"If It’s Broke, You Gotta Fix It: Conservation Efforts of an Excavation Trench"
Автор: Blue Ridge Archaeology Guild
Загружено: 2024-12-03
Просмотров: 114
Drs. Danielle Riebe, Attila Gyucha (Assistant Professors, University of Georgia), and William Ridge (Instructor, University of North Georgia-Gainesville) are colleagues who have worked together for the past 13 years on numerous projects throughout southeastern Hungary. This BRAG Nov. 2024 presentation pertains to the conservation effort in in a 38-Year-Old Excavation Trench in Hungary.
While directors of their own projects, Prehistoric Interactions on the Plain Project (PIPP – see pipproject.org ), Körös Regional Archaeological Project(KRAP), and Copper Age Settlement Project (CASP), in 2021, they started a joint project, the Vésztő-Mágor Conservation and Exhibition Program (VMCEP) focusing on the conservation and preservation of a large excavation trench on the largest prehistoric tell site (i.e., settlement mound) on the Great Hungarian Plain.
Exposed in 1986, the in-situ excavation trench was covered with a permanent structure and turned into an exhibition that is the heart of the Vésztő-Mágor National Historical Park. In the last nearly 40 years, sections of the trench have become unstable necessitating archaeological and conservation intervention. The assembled international team has developed and implemented a plan that relies on a unique combination of archaeological research, stabilization and conservation, environmental data collection, exhibition, as well as student training in conservation and archaeological fieldwork.

§ **Extracted information**
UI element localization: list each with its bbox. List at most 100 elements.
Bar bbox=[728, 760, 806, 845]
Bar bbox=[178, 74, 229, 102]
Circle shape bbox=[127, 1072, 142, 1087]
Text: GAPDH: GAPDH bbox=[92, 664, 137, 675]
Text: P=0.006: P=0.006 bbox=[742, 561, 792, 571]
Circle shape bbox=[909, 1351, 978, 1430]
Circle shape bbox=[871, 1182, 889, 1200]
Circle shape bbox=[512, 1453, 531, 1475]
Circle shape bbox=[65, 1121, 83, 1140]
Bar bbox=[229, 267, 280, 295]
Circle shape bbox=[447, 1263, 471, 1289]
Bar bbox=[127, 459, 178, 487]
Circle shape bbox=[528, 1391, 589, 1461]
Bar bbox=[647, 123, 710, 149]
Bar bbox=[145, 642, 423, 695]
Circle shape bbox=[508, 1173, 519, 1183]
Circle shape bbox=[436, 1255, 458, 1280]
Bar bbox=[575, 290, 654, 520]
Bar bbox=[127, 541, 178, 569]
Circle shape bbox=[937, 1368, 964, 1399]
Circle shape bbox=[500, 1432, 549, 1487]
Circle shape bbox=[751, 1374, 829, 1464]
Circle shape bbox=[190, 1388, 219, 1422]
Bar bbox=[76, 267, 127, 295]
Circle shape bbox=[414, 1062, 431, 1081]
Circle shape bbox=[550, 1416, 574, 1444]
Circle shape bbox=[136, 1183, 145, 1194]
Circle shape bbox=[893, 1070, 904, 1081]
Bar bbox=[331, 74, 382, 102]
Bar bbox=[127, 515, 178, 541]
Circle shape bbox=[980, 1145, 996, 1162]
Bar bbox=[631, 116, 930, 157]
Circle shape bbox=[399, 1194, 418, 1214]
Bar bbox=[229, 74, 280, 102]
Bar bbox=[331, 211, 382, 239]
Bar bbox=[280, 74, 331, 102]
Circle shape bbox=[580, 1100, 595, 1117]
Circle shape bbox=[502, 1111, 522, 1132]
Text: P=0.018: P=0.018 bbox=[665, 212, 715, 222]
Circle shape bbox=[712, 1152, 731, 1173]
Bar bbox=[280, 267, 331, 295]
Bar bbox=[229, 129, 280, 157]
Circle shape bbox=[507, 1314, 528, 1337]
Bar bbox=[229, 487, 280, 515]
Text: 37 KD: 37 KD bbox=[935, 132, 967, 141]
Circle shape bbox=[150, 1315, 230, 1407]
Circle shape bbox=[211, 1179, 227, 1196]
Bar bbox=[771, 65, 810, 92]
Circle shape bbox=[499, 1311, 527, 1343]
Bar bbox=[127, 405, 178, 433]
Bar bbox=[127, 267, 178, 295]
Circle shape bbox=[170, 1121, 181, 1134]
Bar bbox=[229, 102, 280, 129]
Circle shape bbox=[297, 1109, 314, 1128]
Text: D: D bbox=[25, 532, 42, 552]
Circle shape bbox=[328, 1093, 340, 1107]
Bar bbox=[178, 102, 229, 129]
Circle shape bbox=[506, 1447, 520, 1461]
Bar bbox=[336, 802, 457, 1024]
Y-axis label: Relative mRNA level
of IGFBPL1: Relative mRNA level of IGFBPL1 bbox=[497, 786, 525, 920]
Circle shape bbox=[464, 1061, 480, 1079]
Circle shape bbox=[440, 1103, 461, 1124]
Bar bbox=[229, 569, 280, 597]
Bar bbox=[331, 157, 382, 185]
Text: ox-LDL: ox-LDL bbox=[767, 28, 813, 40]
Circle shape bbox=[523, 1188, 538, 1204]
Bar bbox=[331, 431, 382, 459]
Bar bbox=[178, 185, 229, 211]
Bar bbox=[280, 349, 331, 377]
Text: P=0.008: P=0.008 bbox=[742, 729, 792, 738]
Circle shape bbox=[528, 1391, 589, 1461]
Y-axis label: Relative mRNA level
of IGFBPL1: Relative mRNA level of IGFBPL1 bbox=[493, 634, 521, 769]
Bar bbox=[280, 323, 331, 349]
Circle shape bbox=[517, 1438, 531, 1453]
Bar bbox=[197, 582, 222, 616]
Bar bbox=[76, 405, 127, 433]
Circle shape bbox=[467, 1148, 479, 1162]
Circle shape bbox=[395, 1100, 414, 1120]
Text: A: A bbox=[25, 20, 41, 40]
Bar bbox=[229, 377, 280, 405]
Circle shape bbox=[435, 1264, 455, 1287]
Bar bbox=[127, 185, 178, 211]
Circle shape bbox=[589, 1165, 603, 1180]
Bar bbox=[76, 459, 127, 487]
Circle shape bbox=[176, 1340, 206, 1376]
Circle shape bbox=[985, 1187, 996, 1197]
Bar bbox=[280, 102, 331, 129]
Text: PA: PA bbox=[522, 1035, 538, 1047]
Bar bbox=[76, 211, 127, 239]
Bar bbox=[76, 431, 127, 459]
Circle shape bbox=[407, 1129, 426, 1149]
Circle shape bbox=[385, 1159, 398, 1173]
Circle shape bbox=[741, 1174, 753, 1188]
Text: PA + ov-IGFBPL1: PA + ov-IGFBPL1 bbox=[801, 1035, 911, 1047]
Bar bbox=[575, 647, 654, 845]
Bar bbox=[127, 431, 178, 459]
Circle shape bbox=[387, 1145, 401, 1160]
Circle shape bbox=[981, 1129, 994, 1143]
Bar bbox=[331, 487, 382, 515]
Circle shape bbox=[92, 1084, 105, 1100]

§ **What you need to do**
Continue the description of the presentation on conserving the Vésztő-Mágor excavation trench, picking up after its final sentence.

§ **Result of this exercise**
Riebe and Gyucha held several postdoctoral positions at SUNY Buffalo, the Field Museum of Natural History (Chicago, Illinois), and the University of Illinois at Chicago before moving to Athens, Georgia and joining the University of Georgia in 2020. From 2022-2024, Riebe was a lecturer at the University of North Georgia (Gainesville) and, in 2024, she began a tenure-track job at UGA. After completing his PhD in 2023, Ridge was offered a lectureship at the University of North Georgia (Gainesville). All three researchers have offered students at UGA and UNG new local and international archaeological field opportunities, including participation in the VMCEP and look forward to continuing to do so in the future.
The archaeology meetings are sponsored by the Blue Ridge Archaeology Guild and the University of North Georgia Anthropology Student Club. Meetings are generally held on the second Wednesday of every month at UNG’s Cottrell Center, room 272 at 7pm. The club’s meetings are free and open to the interested public.